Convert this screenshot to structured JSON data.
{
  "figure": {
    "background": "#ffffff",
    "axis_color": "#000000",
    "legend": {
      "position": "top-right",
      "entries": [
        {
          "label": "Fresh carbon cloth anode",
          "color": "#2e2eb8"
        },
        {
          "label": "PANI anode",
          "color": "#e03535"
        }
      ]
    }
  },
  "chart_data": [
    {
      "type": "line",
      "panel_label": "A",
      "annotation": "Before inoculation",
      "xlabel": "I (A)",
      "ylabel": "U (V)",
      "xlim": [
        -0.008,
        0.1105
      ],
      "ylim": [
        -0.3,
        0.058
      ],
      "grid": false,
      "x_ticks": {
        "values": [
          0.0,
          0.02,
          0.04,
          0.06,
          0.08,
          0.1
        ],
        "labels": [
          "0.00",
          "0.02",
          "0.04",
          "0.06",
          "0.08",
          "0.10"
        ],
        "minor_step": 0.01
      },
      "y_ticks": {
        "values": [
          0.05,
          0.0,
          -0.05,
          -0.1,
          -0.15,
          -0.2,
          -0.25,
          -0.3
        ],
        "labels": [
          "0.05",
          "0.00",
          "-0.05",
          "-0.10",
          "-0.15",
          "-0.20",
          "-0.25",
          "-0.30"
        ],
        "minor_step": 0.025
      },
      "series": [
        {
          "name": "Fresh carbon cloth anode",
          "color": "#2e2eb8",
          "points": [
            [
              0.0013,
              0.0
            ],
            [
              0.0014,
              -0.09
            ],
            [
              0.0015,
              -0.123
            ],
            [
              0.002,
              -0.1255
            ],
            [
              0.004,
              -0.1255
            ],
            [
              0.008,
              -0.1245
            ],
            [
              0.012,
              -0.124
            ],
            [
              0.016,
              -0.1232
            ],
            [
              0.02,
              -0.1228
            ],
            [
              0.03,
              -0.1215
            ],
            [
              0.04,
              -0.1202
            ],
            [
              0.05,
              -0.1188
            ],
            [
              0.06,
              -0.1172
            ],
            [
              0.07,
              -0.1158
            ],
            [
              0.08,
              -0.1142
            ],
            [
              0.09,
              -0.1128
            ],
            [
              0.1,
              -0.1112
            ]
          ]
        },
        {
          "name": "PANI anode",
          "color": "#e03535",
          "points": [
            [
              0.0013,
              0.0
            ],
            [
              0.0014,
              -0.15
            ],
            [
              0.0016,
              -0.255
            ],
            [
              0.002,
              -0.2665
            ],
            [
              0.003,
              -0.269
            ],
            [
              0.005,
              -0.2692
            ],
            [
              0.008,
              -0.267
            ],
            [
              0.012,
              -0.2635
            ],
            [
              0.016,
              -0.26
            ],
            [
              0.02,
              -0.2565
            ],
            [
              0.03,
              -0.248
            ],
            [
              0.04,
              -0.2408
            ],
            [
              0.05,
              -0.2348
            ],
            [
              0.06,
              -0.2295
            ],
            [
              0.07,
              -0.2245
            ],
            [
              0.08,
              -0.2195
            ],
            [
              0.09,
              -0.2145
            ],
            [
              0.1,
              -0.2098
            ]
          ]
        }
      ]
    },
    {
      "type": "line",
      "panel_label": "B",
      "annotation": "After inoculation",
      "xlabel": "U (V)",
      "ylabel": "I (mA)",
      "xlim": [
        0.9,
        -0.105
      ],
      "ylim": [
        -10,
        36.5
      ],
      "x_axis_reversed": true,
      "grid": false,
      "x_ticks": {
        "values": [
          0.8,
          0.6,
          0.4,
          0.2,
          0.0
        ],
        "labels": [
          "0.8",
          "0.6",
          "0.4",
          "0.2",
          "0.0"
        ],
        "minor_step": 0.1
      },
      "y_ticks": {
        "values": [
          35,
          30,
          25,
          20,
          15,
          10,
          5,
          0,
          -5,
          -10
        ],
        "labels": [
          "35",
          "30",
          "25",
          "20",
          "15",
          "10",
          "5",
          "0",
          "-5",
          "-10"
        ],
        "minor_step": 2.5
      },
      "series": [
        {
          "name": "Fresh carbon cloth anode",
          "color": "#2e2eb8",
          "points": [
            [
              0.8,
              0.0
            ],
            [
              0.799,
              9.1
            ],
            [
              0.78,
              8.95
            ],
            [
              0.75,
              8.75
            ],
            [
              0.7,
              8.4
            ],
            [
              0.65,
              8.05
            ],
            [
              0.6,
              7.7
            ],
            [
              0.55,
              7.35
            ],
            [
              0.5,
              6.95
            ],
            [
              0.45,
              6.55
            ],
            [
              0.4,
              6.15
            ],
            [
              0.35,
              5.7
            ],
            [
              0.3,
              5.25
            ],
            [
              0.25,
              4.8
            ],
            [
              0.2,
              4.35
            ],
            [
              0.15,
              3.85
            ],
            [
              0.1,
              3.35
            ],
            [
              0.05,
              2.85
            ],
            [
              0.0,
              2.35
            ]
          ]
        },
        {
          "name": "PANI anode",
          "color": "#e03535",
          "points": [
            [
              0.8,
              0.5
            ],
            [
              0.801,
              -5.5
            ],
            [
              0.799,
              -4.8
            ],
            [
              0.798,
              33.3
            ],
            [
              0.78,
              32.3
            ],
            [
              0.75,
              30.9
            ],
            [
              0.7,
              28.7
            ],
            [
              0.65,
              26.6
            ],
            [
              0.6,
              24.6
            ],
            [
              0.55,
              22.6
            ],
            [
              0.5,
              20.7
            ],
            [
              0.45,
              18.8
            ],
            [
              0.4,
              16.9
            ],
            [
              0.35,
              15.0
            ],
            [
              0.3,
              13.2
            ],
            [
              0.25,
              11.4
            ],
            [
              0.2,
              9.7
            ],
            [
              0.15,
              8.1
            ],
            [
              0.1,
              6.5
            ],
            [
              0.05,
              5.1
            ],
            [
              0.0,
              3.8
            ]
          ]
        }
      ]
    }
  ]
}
◆ ◆ ◆ ◆ ◆
**TASK REQUIREMENTS**
Restate the data above exactly, keeping each word as it stands.

**ANSWER TO THIS PROBLEM**
Convert this screenshot to structured JSON data.
{
  "figure": {
    "background": "#ffffff",
    "axis_color": "#000000",
    "legend": {
      "position": "top-right",
      "entries": [
        {
          "label": "Fresh carbon cloth anode",
          "color": "#2e2eb8"
        },
        {
          "label": "PANI anode",
          "color": "#e03535"
        }
      ]
    }
  },
  "chart_data": [
    {
      "type": "line",
      "panel_label": "A",
      "annotation": "Before inoculation",
      "xlabel": "I (A)",
      "ylabel": "U (V)",
      "xlim": [
        -0.008,
        0.1105
      ],
      "ylim": [
        -0.3,
        0.058
      ],
      "grid": false,
      "x_ticks": {
        "values": [
          0.0,
          0.02,
          0.04,
          0.06,
          0.08,
          0.1
        ],
        "labels": [
          "0.00",
          "0.02",
          "0.04",
          "0.06",
          "0.08",
          "0.10"
        ],
        "minor_step": 0.01
      },
      "y_ticks": {
        "values": [
          0.05,
          0.0,
          -0.05,
          -0.1,
          -0.15,
          -0.2,
          -0.25,
          -0.3
        ],
        "labels": [
          "0.05",
          "0.00",
          "-0.05",
          "-0.10",
          "-0.15",
          "-0.20",
          "-0.25",
          "-0.30"
        ],
        "minor_step": 0.025
      },
      "series": [
        {
          "name": "Fresh carbon cloth anode",
          "color": "#2e2eb8",
          "points": [
            [
              0.0013,
              0.0
            ],
            [
              0.0014,
              -0.09
            ],
            [
              0.0015,
              -0.123
            ],
            [
              0.002,
              -0.1255
            ],
            [
              0.004,
              -0.1255
            ],
            [
              0.008,
              -0.1245
            ],
            [
              0.012,
              -0.124
            ],
            [
              0.016,
              -0.1232
            ],
            [
              0.02,
              -0.1228
            ],
            [
              0.03,
              -0.1215
            ],
            [
              0.04,
              -0.1202
            ],
            [
              0.05,
              -0.1188
            ],
            [
              0.06,
              -0.1172
            ],
            [
              0.07,
              -0.1158
            ],
            [
              0.08,
              -0.1142
            ],
            [
              0.09,
              -0.1128
            ],
            [
              0.1,
              -0.1112
            ]
          ]
        },
        {
          "name": "PANI anode",
          "color": "#e03535",
          "points": [
            [
              0.0013,
              0.0
            ],
            [
              0.0014,
              -0.15
            ],
            [
              0.0016,
              -0.255
            ],
            [
              0.002,
              -0.2665
            ],
            [
              0.003,
              -0.269
            ],
            [
              0.005,
              -0.2692
            ],
            [
              0.008,
              -0.267
            ],
            [
              0.012,
              -0.2635
            ],
            [
              0.016,
              -0.26
            ],
            [
              0.02,
              -0.2565
            ],
            [
              0.03,
              -0.248
            ],
            [
              0.04,
              -0.2408
            ],
            [
              0.05,
              -0.2348
            ],
            [
              0.06,
              -0.2295
            ],
            [
              0.07,
              -0.2245
            ],
            [
              0.08,
              -0.2195
            ],
            [
              0.09,
              -0.2145
            ],
            [
              0.1,
              -0.2098
            ]
          ]
        }
      ]
    },
    {
      "type": "line",
      "panel_label": "B",
      "annotation": "After inoculation",
      "xlabel": "U (V)",
      "ylabel": "I (mA)",
      "xlim": [
        0.9,
        -0.105
      ],
      "ylim": [
        -10,
        36.5
      ],
      "x_axis_reversed": true,
      "grid": false,
      "x_ticks": {
        "values": [
          0.8,
          0.6,
          0.4,
          0.2,
          0.0
        ],
        "labels": [
          "0.8",
          "0.6",
          "0.4",
          "0.2",
          "0.0"
        ],
        "minor_step": 0.1
      },
      "y_ticks": {
        "values": [
          35,
          30,
          25,
          20,
          15,
          10,
          5,
          0,
          -5,
          -10
        ],
        "labels": [
          "35",
          "30",
          "25",
          "20",
          "15",
          "10",
          "5",
          "0",
          "-5",
          "-10"
        ],
        "minor_step": 2.5
      },
      "series": [
        {
          "name": "Fresh carbon cloth anode",
          "color": "#2e2eb8",
          "points": [
            [
              0.8,
              0.0
            ],
            [
              0.799,
              9.1
            ],
            [
              0.78,
              8.95
            ],
            [
              0.75,
              8.75
            ],
            [
              0.7,
              8.4
            ],
            [
              0.65,
              8.05
            ],
            [
              0.6,
              7.7
            ],
            [
              0.55,
              7.35
            ],
            [
              0.5,
              6.95
            ],
            [
              0.45,
              6.55
            ],
            [
              0.4,
              6.15
            ],
            [
              0.35,
              5.7
            ],
            [
              0.3,
              5.25
            ],
            [
              0.25,
              4.8
            ],
            [
              0.2,
              4.35
            ],
            [
              0.15,
              3.85
            ],
            [
              0.1,
              3.35
            ],
            [
              0.05,
              2.85
            ],
            [
              0.0,
              2.35
            ]
          ]
        },
        {
          "name": "PANI anode",
          "color": "#e03535",
          "points": [
            [
              0.8,
              0.5
            ],
            [
              0.801,
              -5.5
            ],
            [
              0.799,
              -4.8
            ],
            [
              0.798,
              33.3
            ],
            [
              0.78,
              32.3
            ],
            [
              0.75,
              30.9
            ],
            [
              0.7,
              28.7
            ],
            [
              0.65,
              26.6
            ],
            [
              0.6,
              24.6
            ],
            [
              0.55,
              22.6
            ],
            [
              0.5,
              20.7
            ],
            [
              0.45,
              18.8
            ],
            [
              0.4,
              16.9
            ],
            [
              0.35,
              15.0
            ],
            [
              0.3,
              13.2
            ],
            [
              0.25,
              11.4
            ],
            [
              0.2,
              9.7
            ],
            [
              0.15,
              8.1
            ],
            [
              0.1,
              6.5
            ],
            [
              0.05,
              5.1
            ],
            [
              0.0,
              3.8
            ]
          ]
        }
      ]
    }
  ]
}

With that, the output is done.